*EXERCISE DIRECTIONS*: Give back a single number, the count of lines containing the word "text".

Saved entries:
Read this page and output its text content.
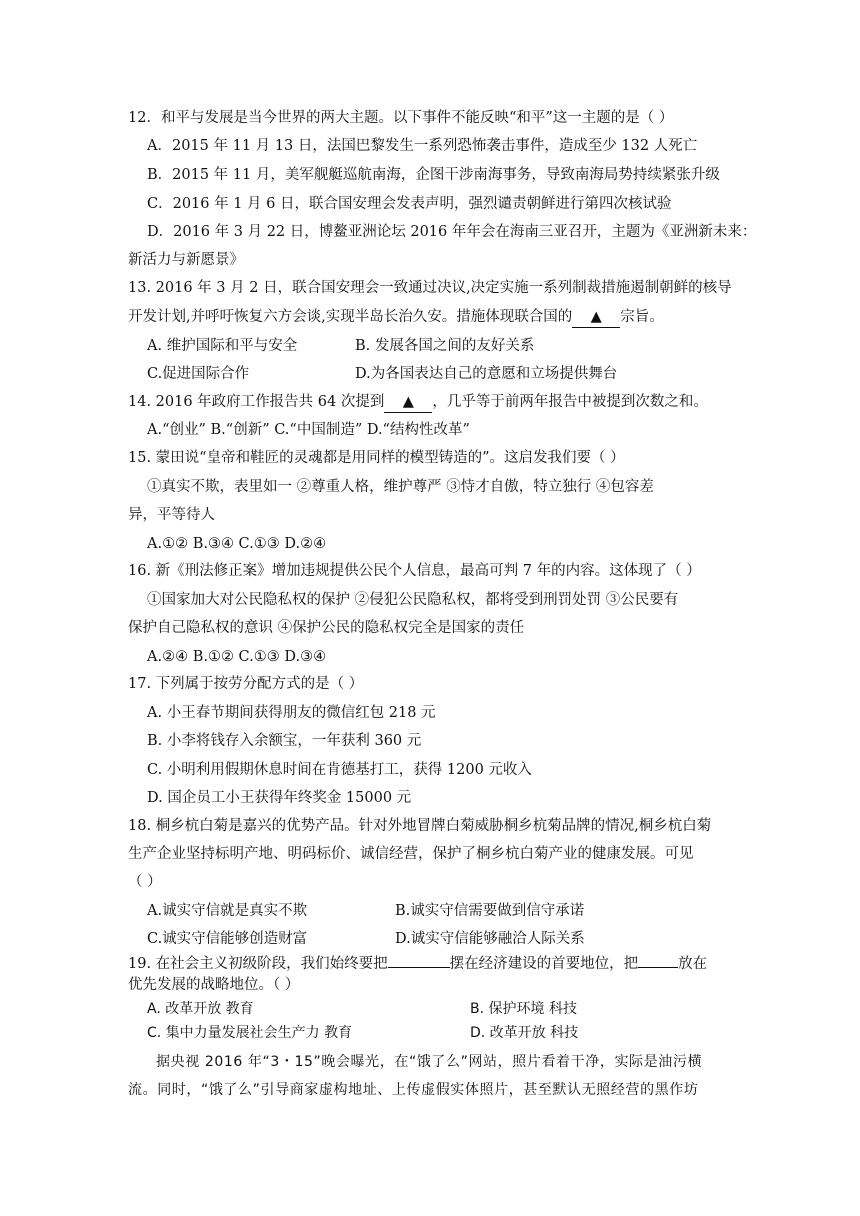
12．和平与发展是当今世界的两大主题。以下事件不能反映“和平”这一主题的是（ ）
A．2015 年 11 月 13 日，法国巴黎发生一系列恐怖袭击事件，造成至少 132 人死亡
B．2015 年 11 月，美军舰艇巡航南海，企图干涉南海事务，导致南海局势持续紧张升级
C．2016 年 1 月 6 日，联合国安理会发表声明，强烈谴责朝鲜进行第四次核试验
D．2016 年 3 月 22 日，博鳌亚洲论坛 2016 年年会在海南三亚召开，主题为《亚洲新未来：
新活力与新愿景》
13. 2016 年 3 月 2 日，联合国安理会一致通过决议,决定实施一系列制裁措施遏制朝鲜的核导
开发计划,并呼吁恢复六方会谈,实现半岛长治久安。措施体现联合国的 ▲ 宗旨。
A. 维护国际和平与安全	B. 发展各国之间的友好关系
C.促进国际合作	D.为各国表达自己的意愿和立场提供舞台
14. 2016 年政府工作报告共 64 次提到 ▲ ，几乎等于前两年报告中被提到次数之和。
A.“创业” B.“创新” C.“中国制造” D.“结构性改革”
15. 蒙田说“皇帝和鞋匠的灵魂都是用同样的模型铸造的”。这启发我们要（ ）
①真实不欺，表里如一 ②尊重人格，维护尊严 ③恃才自傲，特立独行 ④包容差
异，平等待人
A.①② B.③④ C.①③ D.②④
16. 新《刑法修正案》增加违规提供公民个人信息，最高可判 7 年的内容。这体现了（ ）
①国家加大对公民隐私权的保护 ②侵犯公民隐私权，都将受到刑罚处罚 ③公民要有
保护自己隐私权的意识 ④保护公民的隐私权完全是国家的责任
A.②④ B.①② C.①③ D.③④
17. 下列属于按劳分配方式的是（ ）
A. 小王春节期间获得朋友的微信红包 218 元
B. 小李将钱存入余额宝，一年获利 360 元
C. 小明利用假期休息时间在肯德基打工，获得 1200 元收入
D. 国企员工小王获得年终奖金 15000 元
18. 桐乡杭白菊是嘉兴的优势产品。针对外地冒牌白菊威胁桐乡杭菊品牌的情况,桐乡杭白菊
生产企业坚持标明产地、明码标价、诚信经营，保护了桐乡杭白菊产业的健康发展。可见
（ ）
A.诚实守信就是真实不欺	B.诚实守信需要做到信守承诺
C.诚实守信能够创造财富	D.诚实守信能够融洽人际关系
19. 在社会主义初级阶段，我们始终要把	摆在经济建设的首要地位，把	放在
优先发展的战略地位。（ ）
A. 改革开放 教育	B. 保护环境 科技
C. 集中力量发展社会生产力 教育	D. 改革开放 科技
据央视 2016 年“3・15”晚会曝光，在“饿了么”网站，照片看着干净，实际是油污横
流。同时，“饿了么”引导商家虚构地址、上传虚假实体照片，甚至默认无照经营的黑作坊
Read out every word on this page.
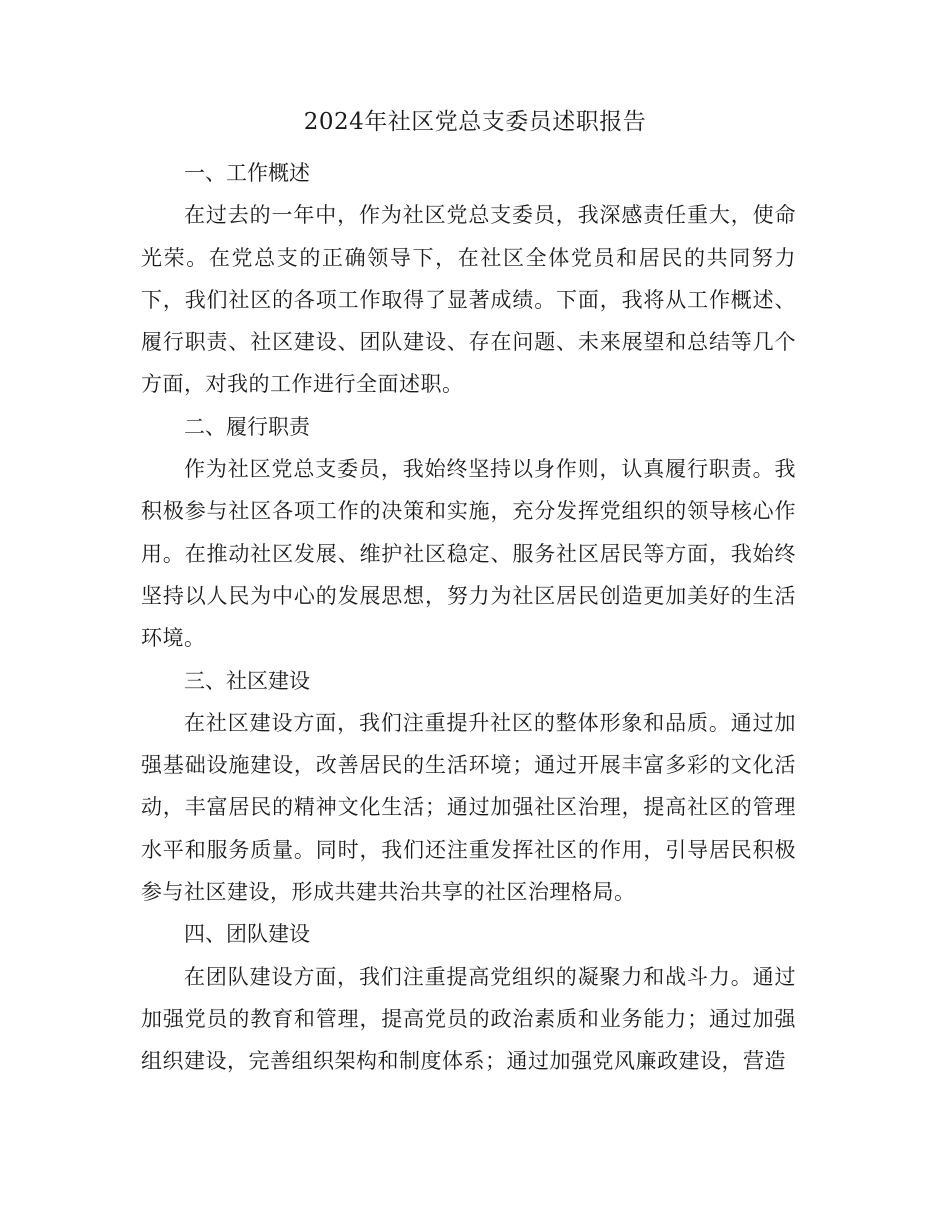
2024年社区党总支委员述职报告

一、工作概述

在过去的一年中，作为社区党总支委员，我深感责任重大，使命光荣。在党总支的正确领导下，在社区全体党员和居民的共同努力下，我们社区的各项工作取得了显著成绩。下面，我将从工作概述、履行职责、社区建设、团队建设、存在问题、未来展望和总结等几个方面，对我的工作进行全面述职。

二、履行职责

作为社区党总支委员，我始终坚持以身作则，认真履行职责。我积极参与社区各项工作的决策和实施，充分发挥党组织的领导核心作用。在推动社区发展、维护社区稳定、服务社区居民等方面，我始终坚持以人民为中心的发展思想，努力为社区居民创造更加美好的生活环境。

三、社区建设

在社区建设方面，我们注重提升社区的整体形象和品质。通过加强基础设施建设，改善居民的生活环境；通过开展丰富多彩的文化活动，丰富居民的精神文化生活；通过加强社区治理，提高社区的管理水平和服务质量。同时，我们还注重发挥社区的作用，引导居民积极参与社区建设，形成共建共治共享的社区治理格局。

四、团队建设

在团队建设方面，我们注重提高党组织的凝聚力和战斗力。通过加强党员的教育和管理，提高党员的政治素质和业务能力；通过加强组织建设，完善组织架构和制度体系；通过加强党风廉政建设，营造
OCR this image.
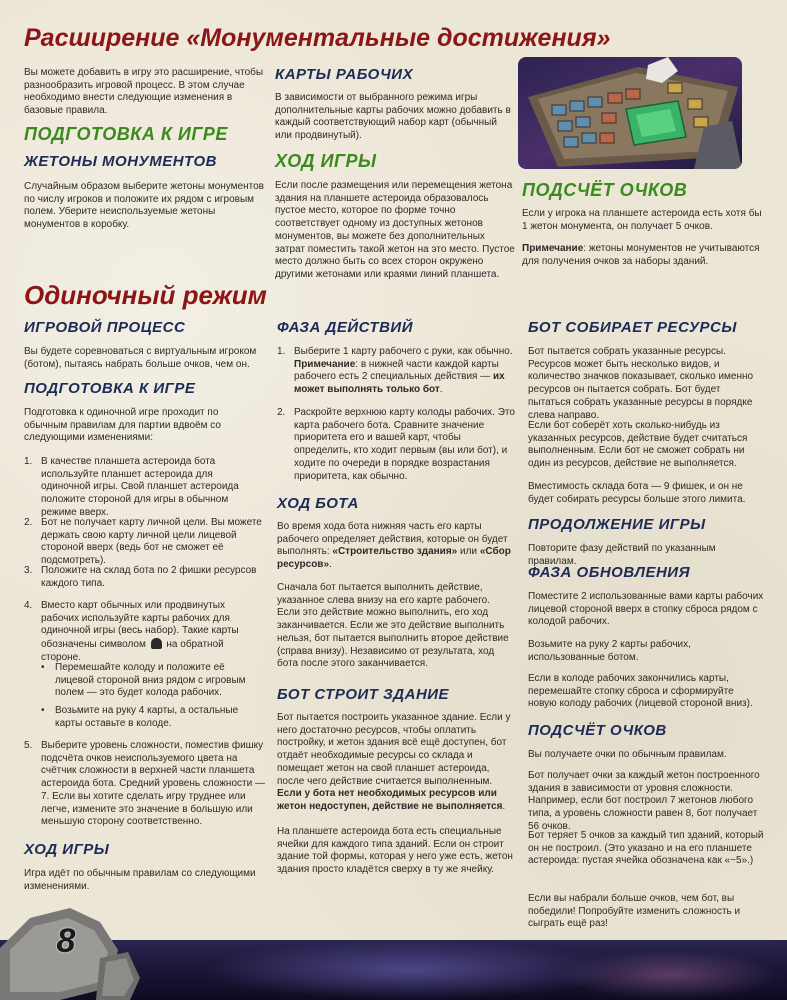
Расширение «Монументальные достижения»

Вы можете добавить в игру это расширение, чтобы разнообразить игровой процесс. В этом случае необходимо внести следующие изменения в базовые правила.

ПОДГОТОВКА К ИГРЕ
ЖЕТОНЫ МОНУМЕНТОВ

Случайным образом выберите жетоны монументов по числу игроков и положите их рядом с игровым полем. Уберите неиспользуемые жетоны монументов в коробку.

КАРТЫ РАБОЧИХ

В зависимости от выбранного режима игры дополнительные карты рабочих можно добавить в каждый соответствующий набор карт (обычный или продвинутый).

ХОД ИГРЫ

Если после размещения или перемещения жетона здания на планшете астероида образовалось пустое место, которое по форме точно соответствует одному из доступных жетонов монументов, вы можете без дополнительных затрат поместить такой жетон на это место. Пустое место должно быть со всех сторон окружено другими жетонами или краями линий планшета.

ПОДСЧЁТ ОЧКОВ

Если у игрока на планшете астероида есть хотя бы 1 жетон монумента, он получает 5 очков.

Примечание: жетоны монументов не учитываются для получения очков за наборы зданий.

Одиночный режим
ИГРОВОЙ ПРОЦЕСС

Вы будете соревноваться с виртуальным игроком (ботом), пытаясь набрать больше очков, чем он.

ПОДГОТОВКА К ИГРЕ

Подготовка к одиночной игре проходит по обычным правилам для партии вдвоём со следующими изменениями:

1. В качестве планшета астероида бота используйте планшет астероида для одиночной игры. Свой планшет астероида положите стороной для игры в обычном режиме вверх.
2. Бот не получает карту личной цели. Вы можете держать свою карту личной цели лицевой стороной вверх (ведь бот не сможет её подсмотреть).
3. Положите на склад бота по 2 фишки ресурсов каждого типа.
4. Вместо карт обычных или продвинутых рабочих используйте карты рабочих для одиночной игры (весь набор). Такие карты обозначены символом на обратной стороне.
• Перемешайте колоду и положите её лицевой стороной вниз рядом с игровым полем — это будет колода рабочих.
• Возьмите на руку 4 карты, а остальные карты оставьте в колоде.
5. Выберите уровень сложности, поместив фишку подсчёта очков неиспользуемого цвета на счётчик сложности в верхней части планшета астероида бота. Средний уровень сложности — 7. Если вы хотите сделать игру труднее или легче, измените это значение в большую или меньшую сторону соответственно.
ХОД ИГРЫ

Игра идёт по обычным правилам со следующими изменениями.

ФАЗА ДЕЙСТВИЙ
1. Выберите 1 карту рабочего с руки, как обычно. Примечание: в нижней части каждой карты рабочего есть 2 специальных действия — их может выполнять только бот.
2. Раскройте верхнюю карту колоды рабочих. Это карта рабочего бота. Сравните значение приоритета его и вашей карт, чтобы определить, кто ходит первым (вы или бот), и ходите по очереди в порядке возрастания приоритета, как обычно.
ХОД БОТА

Во время хода бота нижняя часть его карты рабочего определяет действия, которые он будет выполнять: «Строительство здания» или «Сбор ресурсов».

Сначала бот пытается выполнить действие, указанное слева внизу на его карте рабочего. Если это действие можно выполнить, его ход заканчивается. Если же это действие выполнить нельзя, бот пытается выполнить второе действие (справа внизу). Независимо от результата, ход бота после этого заканчивается.

БОТ СТРОИТ ЗДАНИЕ

Бот пытается построить указанное здание. Если у него достаточно ресурсов, чтобы оплатить постройку, и жетон здания всё ещё доступен, бот отдаёт необходимые ресурсы со склада и помещает жетон на свой планшет астероида, после чего действие считается выполненным. Если у бота нет необходимых ресурсов или жетон недоступен, действие не выполняется.

На планшете астероида бота есть специальные ячейки для каждого типа зданий. Если он строит здание той формы, которая у него уже есть, жетон здания просто кладётся сверху в ту же ячейку.

БОТ СОБИРАЕТ РЕСУРСЫ

Бот пытается собрать указанные ресурсы. Ресурсов может быть несколько видов, и количество значков показывает, сколько именно ресурсов он пытается собрать. Бот будет пытаться собрать указанные ресурсы в порядке слева направо.

Если бот соберёт хоть сколько-нибудь из указанных ресурсов, действие будет считаться выполненным. Если бот не сможет собрать ни один из ресурсов, действие не выполняется.

Вместимость склада бота — 9 фишек, и он не будет собирать ресурсы больше этого лимита.

ПРОДОЛЖЕНИЕ ИГРЫ

Повторите фазу действий по указанным правилам.

ФАЗА ОБНОВЛЕНИЯ

Поместите 2 использованные вами карты рабочих лицевой стороной вверх в стопку сброса рядом с колодой рабочих.

Возьмите на руку 2 карты рабочих, использованные ботом.

Если в колоде рабочих закончились карты, перемешайте стопку сброса и сформируйте новую колоду рабочих (лицевой стороной вниз).

ПОДСЧЁТ ОЧКОВ

Вы получаете очки по обычным правилам.

Бот получает очки за каждый жетон построенного здания в зависимости от уровня сложности. Например, если бот построил 7 жетонов любого типа, а уровень сложности равен 8, бот получает 56 очков.

Бот теряет 5 очков за каждый тип зданий, который он не построил. (Это указано и на его планшете астероида: пустая ячейка обозначена как «−5».)

Если вы набрали больше очков, чем бот, вы победили! Попробуйте изменить сложность и сыграть ещё раз!

8
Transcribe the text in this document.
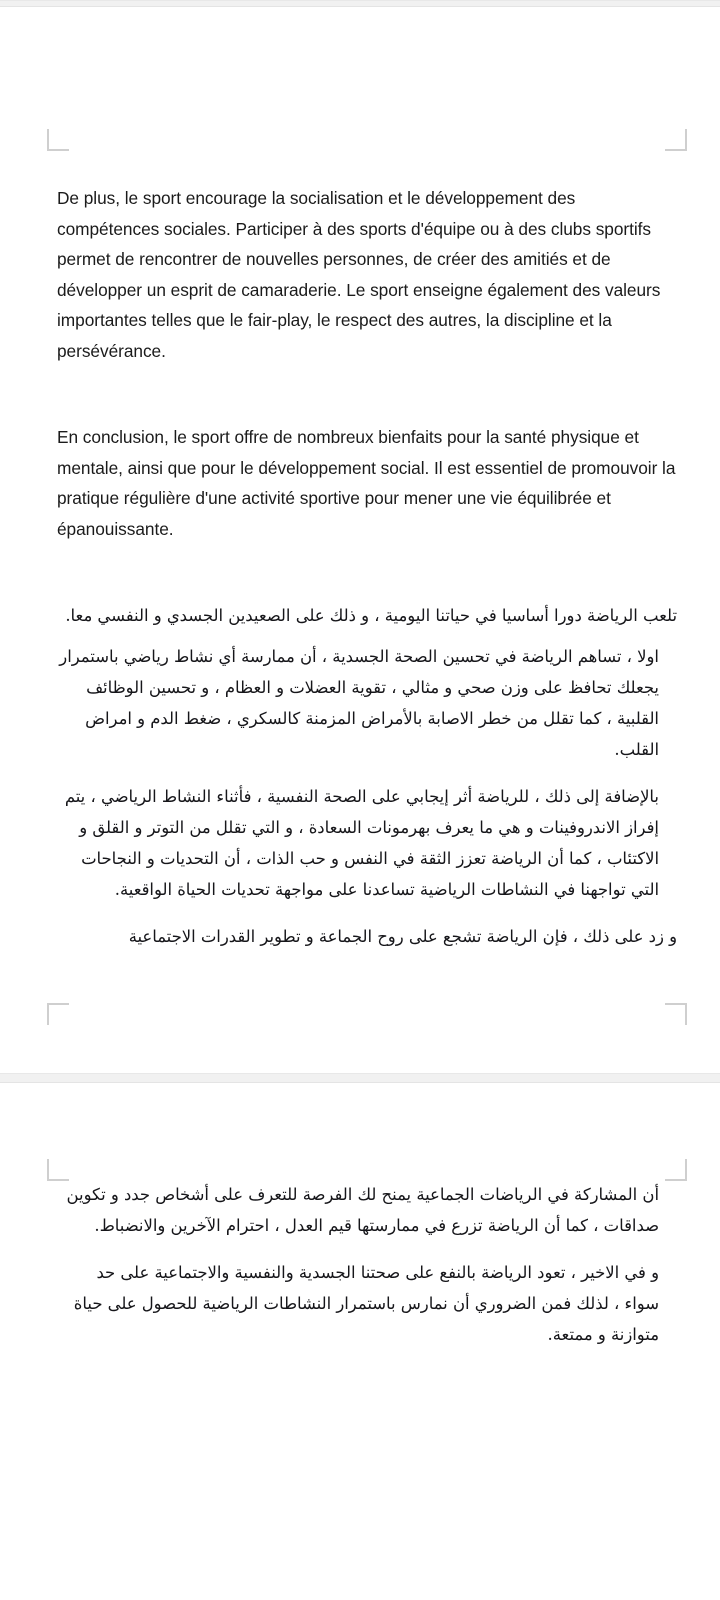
De plus, le sport encourage la socialisation et le développement des compétences sociales. Participer à des sports d'équipe ou à des clubs sportifs permet de rencontrer de nouvelles personnes, de créer des amitiés et de développer un esprit de camaraderie. Le sport enseigne également des valeurs importantes telles que le fair-play, le respect des autres, la discipline et la persévérance.

En conclusion, le sport offre de nombreux bienfaits pour la santé physique et mentale, ainsi que pour le développement social. Il est essentiel de promouvoir la pratique régulière d'une activité sportive pour mener une vie équilibrée et épanouissante.

تلعب الرياضة دورا أساسيا في حياتنا اليومية ، و ذلك على الصعيدين الجسدي و النفسي معا.

اولا ، تساهم الرياضة في تحسين الصحة الجسدية ، أن ممارسة أي نشاط رياضي باستمرار يجعلك تحافظ على وزن صحي و مثالي ، تقوية العضلات و العظام ، و تحسين الوظائف القلبية ، كما تقلل من خطر الاصابة بالأمراض المزمنة كالسكري ، ضغط الدم و امراض القلب.

بالإضافة إلى ذلك ، للرياضة أثر إيجابي على الصحة النفسية ، فأثناء النشاط الرياضي ، يتم إفراز الاندروفينات و هي ما يعرف بهرمونات السعادة ، و التي تقلل من التوتر و القلق و الاكتئاب ، كما أن الرياضة تعزز الثقة في النفس و حب الذات ، أن التحديات و النجاحات التي تواجهنا في النشاطات الرياضية تساعدنا على مواجهة تحديات الحياة الواقعية.

و زد على ذلك ، فإن الرياضة تشجع على روح الجماعة و تطوير القدرات الاجتماعية

أن المشاركة في الرياضات الجماعية يمنح لك الفرصة للتعرف على أشخاص جدد و تكوين صداقات ، كما أن الرياضة تزرع في ممارستها قيم العدل ، احترام الآخرين والانضباط.

و في الاخير ، تعود الرياضة بالنفع على صحتنا الجسدية والنفسية والاجتماعية على حد سواء ، لذلك فمن الضروري أن نمارس باستمرار النشاطات الرياضية للحصول على حياة متوازنة و ممتعة.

*COMPLETE OUTPUT*: 2